SHORT PROBLEM:
Count the lines in the records below that contain the word "limited", and give only that number.

Stored records:
+ + +
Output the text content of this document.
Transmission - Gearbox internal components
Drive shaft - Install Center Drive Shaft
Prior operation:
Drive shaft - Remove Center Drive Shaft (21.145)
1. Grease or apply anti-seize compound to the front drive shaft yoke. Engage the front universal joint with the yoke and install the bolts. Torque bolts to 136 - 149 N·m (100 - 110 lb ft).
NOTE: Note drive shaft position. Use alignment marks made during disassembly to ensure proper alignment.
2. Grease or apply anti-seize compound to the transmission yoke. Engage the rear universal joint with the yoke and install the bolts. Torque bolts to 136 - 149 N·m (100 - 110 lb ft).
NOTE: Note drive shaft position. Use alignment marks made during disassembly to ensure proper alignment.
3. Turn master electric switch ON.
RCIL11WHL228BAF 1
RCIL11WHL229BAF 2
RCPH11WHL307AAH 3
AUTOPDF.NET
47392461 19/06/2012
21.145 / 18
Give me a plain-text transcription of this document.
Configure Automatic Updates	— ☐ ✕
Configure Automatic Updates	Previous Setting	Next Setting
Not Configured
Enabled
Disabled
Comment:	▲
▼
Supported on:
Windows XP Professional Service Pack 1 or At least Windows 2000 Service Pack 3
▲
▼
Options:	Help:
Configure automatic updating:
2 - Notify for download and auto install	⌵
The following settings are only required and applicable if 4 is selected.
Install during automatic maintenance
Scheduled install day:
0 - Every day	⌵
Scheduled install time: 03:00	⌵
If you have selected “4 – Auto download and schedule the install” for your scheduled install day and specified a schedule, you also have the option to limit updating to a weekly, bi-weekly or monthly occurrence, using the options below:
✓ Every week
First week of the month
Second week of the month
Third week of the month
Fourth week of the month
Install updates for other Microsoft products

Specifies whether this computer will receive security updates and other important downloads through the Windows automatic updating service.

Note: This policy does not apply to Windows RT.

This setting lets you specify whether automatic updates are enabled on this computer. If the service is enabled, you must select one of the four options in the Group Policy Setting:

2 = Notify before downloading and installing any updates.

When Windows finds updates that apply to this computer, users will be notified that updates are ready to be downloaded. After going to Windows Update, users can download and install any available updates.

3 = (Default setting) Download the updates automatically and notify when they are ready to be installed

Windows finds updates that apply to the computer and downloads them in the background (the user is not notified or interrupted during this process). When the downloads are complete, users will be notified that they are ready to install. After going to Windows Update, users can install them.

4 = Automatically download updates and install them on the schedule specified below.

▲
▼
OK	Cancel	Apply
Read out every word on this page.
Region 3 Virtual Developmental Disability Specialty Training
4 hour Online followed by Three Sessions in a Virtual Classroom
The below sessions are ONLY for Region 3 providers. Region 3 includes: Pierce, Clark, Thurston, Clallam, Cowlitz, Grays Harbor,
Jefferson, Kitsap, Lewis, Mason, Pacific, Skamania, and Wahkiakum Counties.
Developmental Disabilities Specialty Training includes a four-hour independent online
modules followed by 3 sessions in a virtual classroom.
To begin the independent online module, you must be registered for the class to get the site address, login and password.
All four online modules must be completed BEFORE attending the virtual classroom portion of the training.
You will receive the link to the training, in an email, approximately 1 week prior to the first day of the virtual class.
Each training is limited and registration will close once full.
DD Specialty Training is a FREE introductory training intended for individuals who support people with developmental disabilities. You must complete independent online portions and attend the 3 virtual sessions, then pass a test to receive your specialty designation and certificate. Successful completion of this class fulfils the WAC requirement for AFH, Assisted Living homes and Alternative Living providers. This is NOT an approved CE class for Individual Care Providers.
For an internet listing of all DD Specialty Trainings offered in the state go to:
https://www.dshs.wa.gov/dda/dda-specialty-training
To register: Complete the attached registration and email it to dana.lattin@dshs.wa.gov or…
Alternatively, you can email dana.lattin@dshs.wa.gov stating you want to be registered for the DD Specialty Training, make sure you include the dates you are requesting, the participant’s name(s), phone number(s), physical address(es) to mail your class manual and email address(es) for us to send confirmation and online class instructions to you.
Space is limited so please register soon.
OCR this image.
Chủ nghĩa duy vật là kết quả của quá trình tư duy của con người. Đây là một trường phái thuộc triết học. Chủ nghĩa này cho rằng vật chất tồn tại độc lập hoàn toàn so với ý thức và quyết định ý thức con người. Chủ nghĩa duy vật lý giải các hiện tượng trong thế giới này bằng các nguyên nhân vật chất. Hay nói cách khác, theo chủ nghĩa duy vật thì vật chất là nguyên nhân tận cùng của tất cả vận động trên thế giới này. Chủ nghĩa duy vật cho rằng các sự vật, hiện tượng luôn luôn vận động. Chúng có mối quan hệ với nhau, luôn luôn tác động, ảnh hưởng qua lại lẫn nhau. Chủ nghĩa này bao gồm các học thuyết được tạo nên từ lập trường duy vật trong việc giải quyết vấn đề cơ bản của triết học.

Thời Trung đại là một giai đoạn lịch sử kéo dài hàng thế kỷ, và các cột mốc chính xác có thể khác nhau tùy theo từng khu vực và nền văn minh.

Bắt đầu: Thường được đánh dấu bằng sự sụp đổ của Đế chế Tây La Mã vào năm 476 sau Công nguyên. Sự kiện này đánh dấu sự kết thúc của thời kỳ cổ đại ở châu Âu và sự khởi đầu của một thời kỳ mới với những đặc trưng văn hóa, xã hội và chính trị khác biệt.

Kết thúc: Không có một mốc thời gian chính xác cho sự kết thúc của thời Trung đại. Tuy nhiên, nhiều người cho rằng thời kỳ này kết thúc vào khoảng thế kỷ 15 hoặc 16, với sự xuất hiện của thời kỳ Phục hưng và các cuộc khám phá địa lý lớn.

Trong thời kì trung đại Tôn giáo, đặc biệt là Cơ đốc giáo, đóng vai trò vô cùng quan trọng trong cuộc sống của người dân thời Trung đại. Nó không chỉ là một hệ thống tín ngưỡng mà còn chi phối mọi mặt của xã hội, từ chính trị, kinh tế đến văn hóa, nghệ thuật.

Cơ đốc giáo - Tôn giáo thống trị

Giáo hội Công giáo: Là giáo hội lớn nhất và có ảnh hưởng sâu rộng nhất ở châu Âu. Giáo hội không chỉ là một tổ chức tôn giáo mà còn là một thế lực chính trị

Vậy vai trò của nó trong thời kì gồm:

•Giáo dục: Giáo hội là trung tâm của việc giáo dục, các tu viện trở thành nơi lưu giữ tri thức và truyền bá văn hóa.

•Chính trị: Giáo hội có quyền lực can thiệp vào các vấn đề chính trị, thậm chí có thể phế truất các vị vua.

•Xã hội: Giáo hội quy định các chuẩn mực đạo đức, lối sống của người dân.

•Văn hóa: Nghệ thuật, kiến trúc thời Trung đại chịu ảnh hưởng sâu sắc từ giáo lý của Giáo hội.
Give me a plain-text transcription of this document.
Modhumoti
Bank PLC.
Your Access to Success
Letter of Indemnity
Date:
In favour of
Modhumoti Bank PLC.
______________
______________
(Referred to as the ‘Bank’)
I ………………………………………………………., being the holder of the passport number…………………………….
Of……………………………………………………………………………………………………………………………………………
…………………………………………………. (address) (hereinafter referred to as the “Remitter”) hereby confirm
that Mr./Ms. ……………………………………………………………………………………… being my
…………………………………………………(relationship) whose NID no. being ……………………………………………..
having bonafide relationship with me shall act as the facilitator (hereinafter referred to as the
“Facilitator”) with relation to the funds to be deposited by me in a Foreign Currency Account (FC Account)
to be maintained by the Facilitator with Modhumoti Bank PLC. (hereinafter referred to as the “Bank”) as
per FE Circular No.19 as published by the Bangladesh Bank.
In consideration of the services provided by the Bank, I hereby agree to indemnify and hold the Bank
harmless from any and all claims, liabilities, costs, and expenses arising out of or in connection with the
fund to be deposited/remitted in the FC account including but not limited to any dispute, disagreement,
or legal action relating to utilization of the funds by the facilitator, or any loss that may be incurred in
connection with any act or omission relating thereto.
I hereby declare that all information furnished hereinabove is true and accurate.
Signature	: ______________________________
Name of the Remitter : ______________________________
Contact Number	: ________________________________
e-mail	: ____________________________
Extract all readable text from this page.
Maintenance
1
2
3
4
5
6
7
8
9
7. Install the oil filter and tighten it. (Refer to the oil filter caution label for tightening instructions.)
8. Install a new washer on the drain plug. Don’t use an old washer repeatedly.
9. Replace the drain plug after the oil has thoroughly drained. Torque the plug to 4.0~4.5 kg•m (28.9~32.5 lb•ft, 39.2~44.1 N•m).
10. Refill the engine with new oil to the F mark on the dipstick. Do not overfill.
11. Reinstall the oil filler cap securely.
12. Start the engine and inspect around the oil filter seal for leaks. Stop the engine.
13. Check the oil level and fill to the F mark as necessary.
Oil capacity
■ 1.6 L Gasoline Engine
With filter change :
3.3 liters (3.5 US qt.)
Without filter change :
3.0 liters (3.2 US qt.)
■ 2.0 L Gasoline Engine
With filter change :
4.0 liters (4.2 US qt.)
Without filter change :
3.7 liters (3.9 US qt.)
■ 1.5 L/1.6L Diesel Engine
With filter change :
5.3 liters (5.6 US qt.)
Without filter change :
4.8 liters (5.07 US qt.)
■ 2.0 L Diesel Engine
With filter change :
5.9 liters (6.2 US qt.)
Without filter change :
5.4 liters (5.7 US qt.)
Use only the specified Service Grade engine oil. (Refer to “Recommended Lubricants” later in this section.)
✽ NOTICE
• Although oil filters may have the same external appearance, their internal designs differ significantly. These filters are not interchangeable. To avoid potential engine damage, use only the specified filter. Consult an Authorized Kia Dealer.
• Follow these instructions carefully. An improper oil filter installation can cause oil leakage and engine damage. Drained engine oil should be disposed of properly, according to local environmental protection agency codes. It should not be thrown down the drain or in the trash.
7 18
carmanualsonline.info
+ + +
SOLUTION FOR THIS EXERCISE:
3